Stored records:
>> BEGIN

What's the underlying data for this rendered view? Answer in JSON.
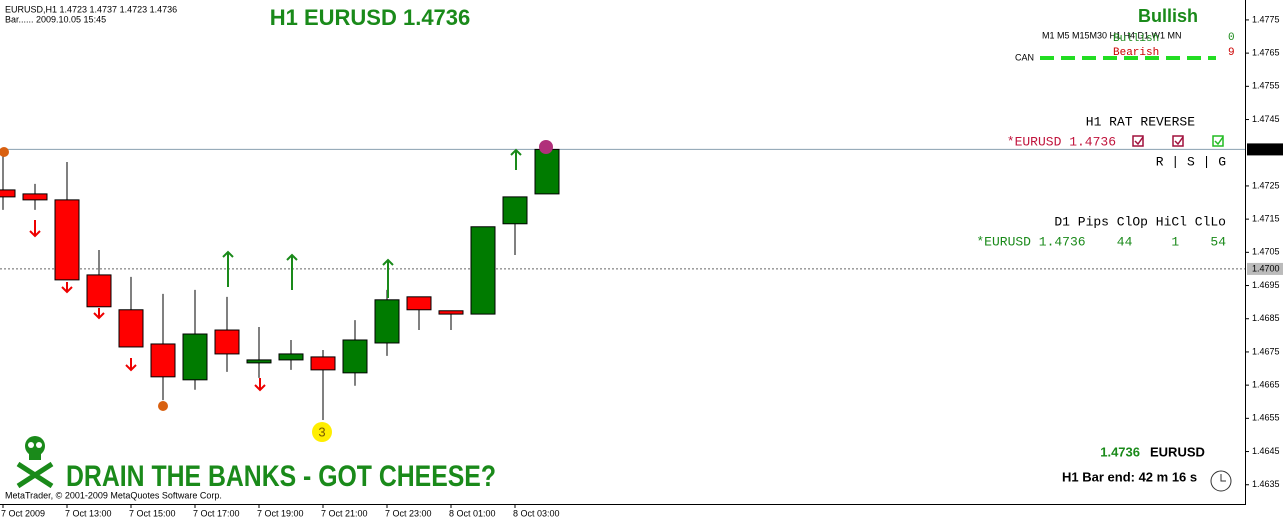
{
  "chart_data": {
    "type": "candlestick",
    "title": "H1 EURUSD 1.4736",
    "header_lines": [
      "EURUSD,H1  1.4723 1.4737 1.4723 1.4736",
      "Bar...... 2009.10.05 15:45"
    ],
    "categories": [
      "7 Oct 2009",
      null,
      "7 Oct 13:00",
      null,
      "7 Oct 15:00",
      null,
      "7 Oct 17:00",
      null,
      "7 Oct 19:00",
      null,
      "7 Oct 21:00",
      null,
      "7 Oct 23:00",
      null,
      "8 Oct 01:00",
      null,
      "8 Oct 03:00",
      null
    ],
    "open": [
      1.47238,
      1.47226,
      1.47208,
      1.46982,
      1.46877,
      1.46774,
      1.46666,
      1.46816,
      1.46717,
      1.46726,
      1.46735,
      1.46687,
      1.46777,
      1.46916,
      1.46874,
      1.46864,
      1.47136,
      1.47226
    ],
    "high": [
      1.47358,
      1.47256,
      1.47322,
      1.47057,
      1.46976,
      1.46925,
      1.46937,
      1.46916,
      1.46825,
      1.46786,
      1.46756,
      1.46846,
      1.46937,
      1.46916,
      1.46874,
      1.47127,
      1.47217,
      1.47373
    ],
    "low": [
      1.47178,
      1.47178,
      1.46967,
      1.46886,
      1.46765,
      1.46605,
      1.46636,
      1.4669,
      1.46672,
      1.46696,
      1.46545,
      1.46648,
      1.46738,
      1.46816,
      1.46816,
      1.46864,
      1.47042,
      1.47226
    ],
    "close": [
      1.47217,
      1.47208,
      1.46967,
      1.46886,
      1.46765,
      1.46675,
      1.46804,
      1.46744,
      1.46726,
      1.46744,
      1.46696,
      1.46786,
      1.46907,
      1.46877,
      1.46864,
      1.47127,
      1.47217,
      1.4736
    ],
    "up_color": "#007b00",
    "down_color": "#ff0000",
    "ylim": [
      1.46292,
      1.4781
    ],
    "yticks": [
      1.4775,
      1.4765,
      1.4755,
      1.4745,
      1.4725,
      1.4715,
      1.4705,
      1.4695,
      1.4685,
      1.4675,
      1.4665,
      1.4655,
      1.4645,
      1.4635
    ],
    "price_line": 1.4736,
    "level_line": {
      "value": 1.47,
      "label": "1.4700"
    },
    "marker_label": "3"
  },
  "overlay": {
    "bias": "Bullish",
    "timeframes": "M1 M5 M15M30 H1 H4 D1 W1 MN",
    "bullish": {
      "label": "Bullish",
      "count": "0"
    },
    "bearish": {
      "label": "Bearish",
      "count": "9"
    },
    "can": "CAN",
    "rat_title": "H1 RAT REVERSE",
    "rat_symbol": "*EURUSD 1.4736",
    "rat_columns": "R | S | G",
    "d1_header": "D1 Pips ClOp HiCl ClLo",
    "d1_row": "*EURUSD 1.4736    44     1    54",
    "bottom_price": "1.4736",
    "bottom_symbol": "EURUSD",
    "bar_end": "H1 Bar end: 42 m 16 s",
    "slogan": "DRAIN THE BANKS - GOT CHEESE?",
    "copyright": "MetaTrader, © 2001-2009 MetaQuotes Software Corp."
  }
}
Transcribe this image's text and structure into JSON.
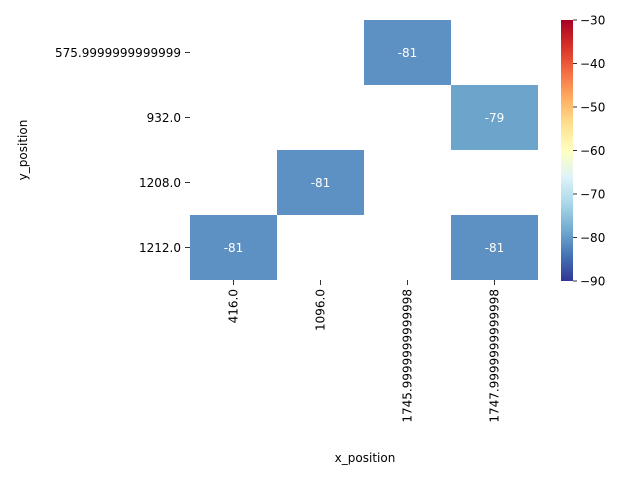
{
  "chart_data": {
    "type": "heatmap",
    "xlabel": "x_position",
    "ylabel": "y_position",
    "x_categories": [
      "416.0",
      "1096.0",
      "1745.9999999999998",
      "1747.9999999999998"
    ],
    "y_categories": [
      "575.9999999999999",
      "932.0",
      "1208.0",
      "1212.0"
    ],
    "cells": [
      {
        "x": "1745.9999999999998",
        "y": "575.9999999999999",
        "value": -81,
        "label": "-81"
      },
      {
        "x": "1747.9999999999998",
        "y": "932.0",
        "value": -79,
        "label": "-79"
      },
      {
        "x": "1096.0",
        "y": "1208.0",
        "value": -81,
        "label": "-81"
      },
      {
        "x": "416.0",
        "y": "1212.0",
        "value": -81,
        "label": "-81"
      },
      {
        "x": "1747.9999999999998",
        "y": "1212.0",
        "value": -81,
        "label": "-81"
      }
    ],
    "colorbar": {
      "colormap": "RdYlBu_r",
      "vmin": -90,
      "vmax": -30,
      "ticks": [
        -90,
        -80,
        -70,
        -60,
        -50,
        -40,
        -30
      ],
      "tick_labels": [
        "−90",
        "−80",
        "−70",
        "−60",
        "−50",
        "−40",
        "−30"
      ]
    },
    "grid": false
  }
}
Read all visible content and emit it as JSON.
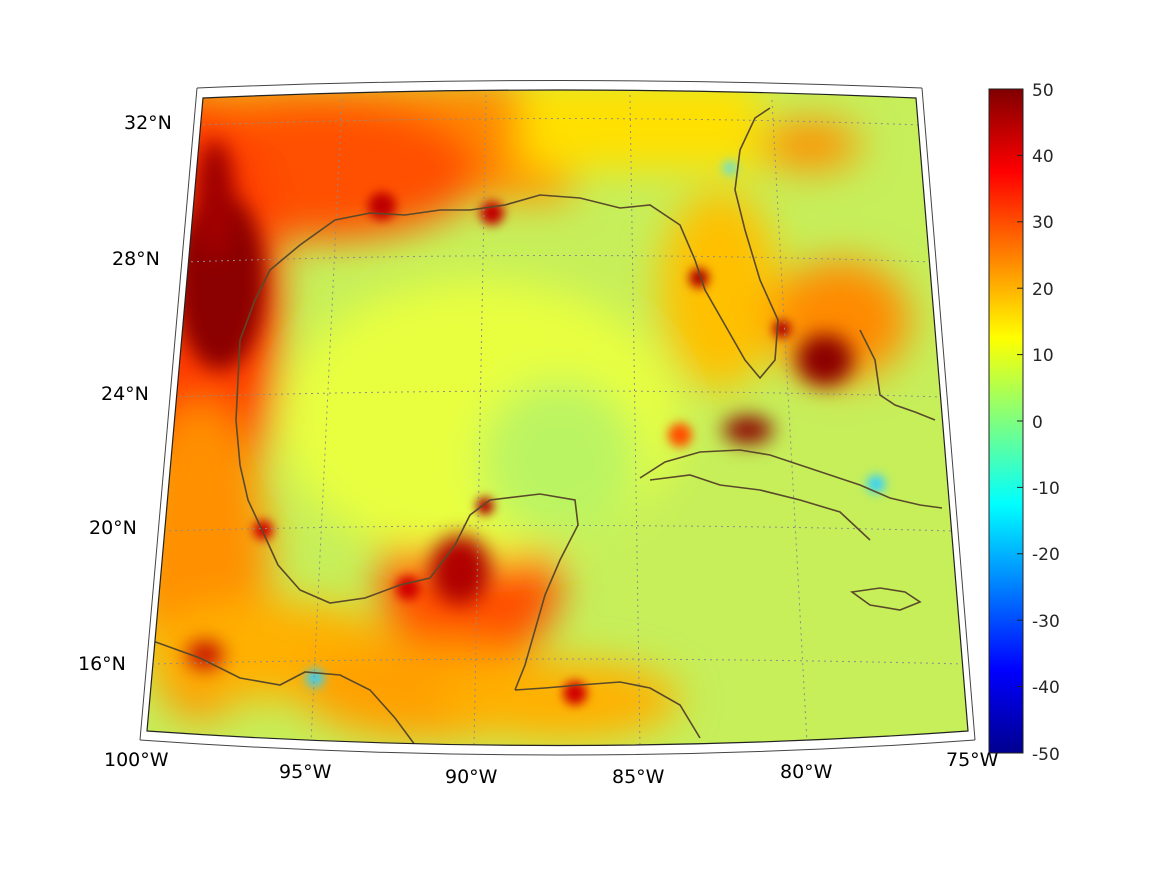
{
  "map": {
    "region": "Gulf of Mexico and Caribbean",
    "lat_labels": [
      "32°N",
      "28°N",
      "24°N",
      "20°N",
      "16°N"
    ],
    "lon_labels": [
      "100°W",
      "95°W",
      "90°W",
      "85°W",
      "80°W",
      "75°W"
    ]
  },
  "colorbar": {
    "colormap": "jet",
    "range": [
      -50,
      50
    ],
    "ticks": [
      "50",
      "40",
      "30",
      "20",
      "10",
      "0",
      "-10",
      "-20",
      "-30",
      "-40",
      "-50"
    ]
  },
  "colors": {
    "background_field": "#c8f25a",
    "land_warm": "#ff7a00",
    "hot_spot": "#8b0000",
    "coastline": "#5a4a2a",
    "grid": "#9a9a9a"
  }
}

>> END

The answer is a single number, the count of lines in the records that contain the string "this".

2